** YOUR TASK **
Each entry must be reproduced precisely as it stands.
══════
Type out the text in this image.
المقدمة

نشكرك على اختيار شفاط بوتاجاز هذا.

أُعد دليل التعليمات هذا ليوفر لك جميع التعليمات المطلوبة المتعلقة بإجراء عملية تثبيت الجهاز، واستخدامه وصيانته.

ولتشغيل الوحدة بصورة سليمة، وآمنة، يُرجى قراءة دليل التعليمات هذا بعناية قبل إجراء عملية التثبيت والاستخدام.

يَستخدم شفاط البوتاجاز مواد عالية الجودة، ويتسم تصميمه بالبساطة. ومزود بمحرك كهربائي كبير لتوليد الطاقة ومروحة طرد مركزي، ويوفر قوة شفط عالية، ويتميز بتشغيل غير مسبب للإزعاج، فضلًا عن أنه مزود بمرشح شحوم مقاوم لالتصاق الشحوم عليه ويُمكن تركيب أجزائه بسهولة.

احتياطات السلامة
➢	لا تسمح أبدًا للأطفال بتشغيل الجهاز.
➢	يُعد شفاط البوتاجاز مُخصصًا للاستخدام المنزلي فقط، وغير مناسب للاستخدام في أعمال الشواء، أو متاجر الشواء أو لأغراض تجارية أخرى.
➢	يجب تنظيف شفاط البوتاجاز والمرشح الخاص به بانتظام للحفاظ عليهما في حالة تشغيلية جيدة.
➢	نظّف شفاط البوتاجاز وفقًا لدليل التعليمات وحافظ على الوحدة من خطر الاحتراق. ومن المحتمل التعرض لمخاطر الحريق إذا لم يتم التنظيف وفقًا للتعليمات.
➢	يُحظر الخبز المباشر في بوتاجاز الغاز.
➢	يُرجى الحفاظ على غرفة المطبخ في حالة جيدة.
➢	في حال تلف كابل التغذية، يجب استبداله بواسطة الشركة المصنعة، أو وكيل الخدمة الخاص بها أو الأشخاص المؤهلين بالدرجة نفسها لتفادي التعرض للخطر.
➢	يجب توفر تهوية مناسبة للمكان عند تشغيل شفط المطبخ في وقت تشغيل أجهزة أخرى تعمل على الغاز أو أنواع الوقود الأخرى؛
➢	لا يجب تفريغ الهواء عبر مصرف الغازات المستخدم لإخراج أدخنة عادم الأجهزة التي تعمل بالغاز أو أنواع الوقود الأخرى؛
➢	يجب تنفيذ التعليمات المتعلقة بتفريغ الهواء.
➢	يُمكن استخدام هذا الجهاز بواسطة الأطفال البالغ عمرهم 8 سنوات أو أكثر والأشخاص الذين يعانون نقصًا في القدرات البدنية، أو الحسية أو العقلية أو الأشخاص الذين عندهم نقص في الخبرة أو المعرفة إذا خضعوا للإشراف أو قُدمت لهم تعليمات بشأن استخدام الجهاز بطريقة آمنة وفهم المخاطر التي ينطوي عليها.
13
══════
** OUTPUT FOR THIS TASK **
Type out the text in this image.
المقدمة

نشكرك على اختيار شفاط بوتاجاز هذا.

أُعد دليل التعليمات هذا ليوفر لك جميع التعليمات المطلوبة المتعلقة بإجراء عملية تثبيت الجهاز، واستخدامه وصيانته.

ولتشغيل الوحدة بصورة سليمة، وآمنة، يُرجى قراءة دليل التعليمات هذا بعناية قبل إجراء عملية التثبيت والاستخدام.

يَستخدم شفاط البوتاجاز مواد عالية الجودة، ويتسم تصميمه بالبساطة. ومزود بمحرك كهربائي كبير لتوليد الطاقة ومروحة طرد مركزي، ويوفر قوة شفط عالية، ويتميز بتشغيل غير مسبب للإزعاج، فضلًا عن أنه مزود بمرشح شحوم مقاوم لالتصاق الشحوم عليه ويُمكن تركيب أجزائه بسهولة.

احتياطات السلامة
➢	لا تسمح أبدًا للأطفال بتشغيل الجهاز.
➢	يُعد شفاط البوتاجاز مُخصصًا للاستخدام المنزلي فقط، وغير مناسب للاستخدام في أعمال الشواء، أو متاجر الشواء أو لأغراض تجارية أخرى.
➢	يجب تنظيف شفاط البوتاجاز والمرشح الخاص به بانتظام للحفاظ عليهما في حالة تشغيلية جيدة.
➢	نظّف شفاط البوتاجاز وفقًا لدليل التعليمات وحافظ على الوحدة من خطر الاحتراق. ومن المحتمل التعرض لمخاطر الحريق إذا لم يتم التنظيف وفقًا للتعليمات.
➢	يُحظر الخبز المباشر في بوتاجاز الغاز.
➢	يُرجى الحفاظ على غرفة المطبخ في حالة جيدة.
➢	في حال تلف كابل التغذية، يجب استبداله بواسطة الشركة المصنعة، أو وكيل الخدمة الخاص بها أو الأشخاص المؤهلين بالدرجة نفسها لتفادي التعرض للخطر.
➢	يجب توفر تهوية مناسبة للمكان عند تشغيل شفط المطبخ في وقت تشغيل أجهزة أخرى تعمل على الغاز أو أنواع الوقود الأخرى؛
➢	لا يجب تفريغ الهواء عبر مصرف الغازات المستخدم لإخراج أدخنة عادم الأجهزة التي تعمل بالغاز أو أنواع الوقود الأخرى؛
➢	يجب تنفيذ التعليمات المتعلقة بتفريغ الهواء.
➢	يُمكن استخدام هذا الجهاز بواسطة الأطفال البالغ عمرهم 8 سنوات أو أكثر والأشخاص الذين يعانون نقصًا في القدرات البدنية، أو الحسية أو العقلية أو الأشخاص الذين عندهم نقص في الخبرة أو المعرفة إذا خضعوا للإشراف أو قُدمت لهم تعليمات بشأن استخدام الجهاز بطريقة آمنة وفهم المخاطر التي ينطوي عليها.
13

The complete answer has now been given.